State the number of lines that hold the string "based", with nothing added.

------------------------------------------------

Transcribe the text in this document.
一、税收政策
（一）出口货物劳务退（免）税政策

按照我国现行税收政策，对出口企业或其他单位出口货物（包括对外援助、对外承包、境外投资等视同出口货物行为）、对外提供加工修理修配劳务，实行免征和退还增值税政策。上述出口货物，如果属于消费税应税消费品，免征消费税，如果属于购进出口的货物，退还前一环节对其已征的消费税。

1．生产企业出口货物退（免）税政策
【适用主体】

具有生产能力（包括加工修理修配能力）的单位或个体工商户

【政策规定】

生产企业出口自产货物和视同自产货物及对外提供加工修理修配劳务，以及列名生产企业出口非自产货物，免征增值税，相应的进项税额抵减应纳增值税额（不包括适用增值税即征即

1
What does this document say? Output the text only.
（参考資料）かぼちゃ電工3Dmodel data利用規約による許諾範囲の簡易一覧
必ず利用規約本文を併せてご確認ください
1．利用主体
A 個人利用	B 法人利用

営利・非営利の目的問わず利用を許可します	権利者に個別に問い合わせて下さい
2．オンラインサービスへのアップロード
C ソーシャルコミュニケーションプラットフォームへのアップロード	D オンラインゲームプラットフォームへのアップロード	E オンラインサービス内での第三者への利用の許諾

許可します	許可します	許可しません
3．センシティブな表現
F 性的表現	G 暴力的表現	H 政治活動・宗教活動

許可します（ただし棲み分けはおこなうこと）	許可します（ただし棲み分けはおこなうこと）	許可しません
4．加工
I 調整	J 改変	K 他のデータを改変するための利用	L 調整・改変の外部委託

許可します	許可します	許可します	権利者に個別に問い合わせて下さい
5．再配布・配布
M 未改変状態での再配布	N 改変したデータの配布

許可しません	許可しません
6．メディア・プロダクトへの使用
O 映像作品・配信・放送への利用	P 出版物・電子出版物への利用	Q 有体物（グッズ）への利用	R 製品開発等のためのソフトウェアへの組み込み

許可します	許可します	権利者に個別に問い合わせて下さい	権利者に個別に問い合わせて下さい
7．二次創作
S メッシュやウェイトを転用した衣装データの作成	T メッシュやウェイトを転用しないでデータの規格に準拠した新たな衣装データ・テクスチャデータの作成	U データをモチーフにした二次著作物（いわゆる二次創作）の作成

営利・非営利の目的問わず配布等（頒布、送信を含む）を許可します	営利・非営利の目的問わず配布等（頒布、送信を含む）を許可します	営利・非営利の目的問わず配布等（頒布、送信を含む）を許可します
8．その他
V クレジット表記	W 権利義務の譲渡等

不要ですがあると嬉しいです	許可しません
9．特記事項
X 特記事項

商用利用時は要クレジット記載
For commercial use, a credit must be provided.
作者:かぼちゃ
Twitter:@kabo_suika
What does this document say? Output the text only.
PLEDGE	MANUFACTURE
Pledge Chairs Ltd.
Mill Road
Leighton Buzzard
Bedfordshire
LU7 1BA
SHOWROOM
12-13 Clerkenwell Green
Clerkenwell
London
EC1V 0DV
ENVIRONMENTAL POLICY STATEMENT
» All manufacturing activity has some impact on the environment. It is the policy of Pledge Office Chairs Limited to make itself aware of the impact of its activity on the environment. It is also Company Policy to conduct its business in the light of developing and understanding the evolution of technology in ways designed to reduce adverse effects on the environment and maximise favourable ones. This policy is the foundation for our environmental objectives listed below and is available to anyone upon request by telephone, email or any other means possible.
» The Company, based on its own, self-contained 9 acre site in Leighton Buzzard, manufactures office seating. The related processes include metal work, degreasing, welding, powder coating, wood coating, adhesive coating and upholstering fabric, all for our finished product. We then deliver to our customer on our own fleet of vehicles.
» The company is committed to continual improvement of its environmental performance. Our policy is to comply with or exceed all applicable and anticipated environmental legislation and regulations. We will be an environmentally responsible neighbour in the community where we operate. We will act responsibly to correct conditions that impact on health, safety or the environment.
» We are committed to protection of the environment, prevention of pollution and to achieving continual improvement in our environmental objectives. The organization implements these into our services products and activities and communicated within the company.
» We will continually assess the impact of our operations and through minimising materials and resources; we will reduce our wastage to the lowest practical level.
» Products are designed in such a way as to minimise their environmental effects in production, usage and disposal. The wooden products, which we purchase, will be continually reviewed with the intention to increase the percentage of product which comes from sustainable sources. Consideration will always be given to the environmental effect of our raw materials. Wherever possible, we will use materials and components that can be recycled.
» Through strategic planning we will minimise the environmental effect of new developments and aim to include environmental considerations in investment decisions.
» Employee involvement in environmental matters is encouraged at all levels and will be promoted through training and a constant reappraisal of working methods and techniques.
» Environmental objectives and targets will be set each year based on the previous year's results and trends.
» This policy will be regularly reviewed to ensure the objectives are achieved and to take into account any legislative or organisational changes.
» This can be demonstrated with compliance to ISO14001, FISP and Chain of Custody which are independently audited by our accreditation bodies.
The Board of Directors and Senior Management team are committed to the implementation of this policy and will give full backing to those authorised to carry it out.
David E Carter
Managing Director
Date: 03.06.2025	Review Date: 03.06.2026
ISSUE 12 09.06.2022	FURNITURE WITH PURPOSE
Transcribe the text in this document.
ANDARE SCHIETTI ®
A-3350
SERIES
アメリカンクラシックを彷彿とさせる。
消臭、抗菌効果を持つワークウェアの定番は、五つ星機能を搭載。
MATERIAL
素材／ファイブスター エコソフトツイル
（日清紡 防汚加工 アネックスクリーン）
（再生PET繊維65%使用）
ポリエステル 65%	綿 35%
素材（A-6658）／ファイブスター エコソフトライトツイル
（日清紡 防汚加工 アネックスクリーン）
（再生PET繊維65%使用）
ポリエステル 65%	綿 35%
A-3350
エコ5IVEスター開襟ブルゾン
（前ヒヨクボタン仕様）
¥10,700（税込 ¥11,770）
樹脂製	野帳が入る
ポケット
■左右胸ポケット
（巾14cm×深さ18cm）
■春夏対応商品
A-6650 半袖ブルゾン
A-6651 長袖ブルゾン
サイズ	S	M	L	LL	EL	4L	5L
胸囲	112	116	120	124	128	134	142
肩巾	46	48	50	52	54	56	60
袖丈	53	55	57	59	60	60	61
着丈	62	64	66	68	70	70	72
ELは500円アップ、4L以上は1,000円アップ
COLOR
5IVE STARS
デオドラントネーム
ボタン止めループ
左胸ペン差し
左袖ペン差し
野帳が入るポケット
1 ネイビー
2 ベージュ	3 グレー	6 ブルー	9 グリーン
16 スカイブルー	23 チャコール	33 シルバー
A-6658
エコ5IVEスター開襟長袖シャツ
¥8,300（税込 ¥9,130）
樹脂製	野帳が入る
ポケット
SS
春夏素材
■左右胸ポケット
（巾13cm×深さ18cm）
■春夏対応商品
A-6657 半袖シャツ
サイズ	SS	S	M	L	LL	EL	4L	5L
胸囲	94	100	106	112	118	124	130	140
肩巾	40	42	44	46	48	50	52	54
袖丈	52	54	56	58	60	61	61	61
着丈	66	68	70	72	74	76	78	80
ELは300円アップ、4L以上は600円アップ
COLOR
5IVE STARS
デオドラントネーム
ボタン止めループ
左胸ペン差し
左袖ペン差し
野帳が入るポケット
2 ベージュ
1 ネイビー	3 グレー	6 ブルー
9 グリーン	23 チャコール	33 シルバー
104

------------------------------------------------

▶ Reply to the exercise: 2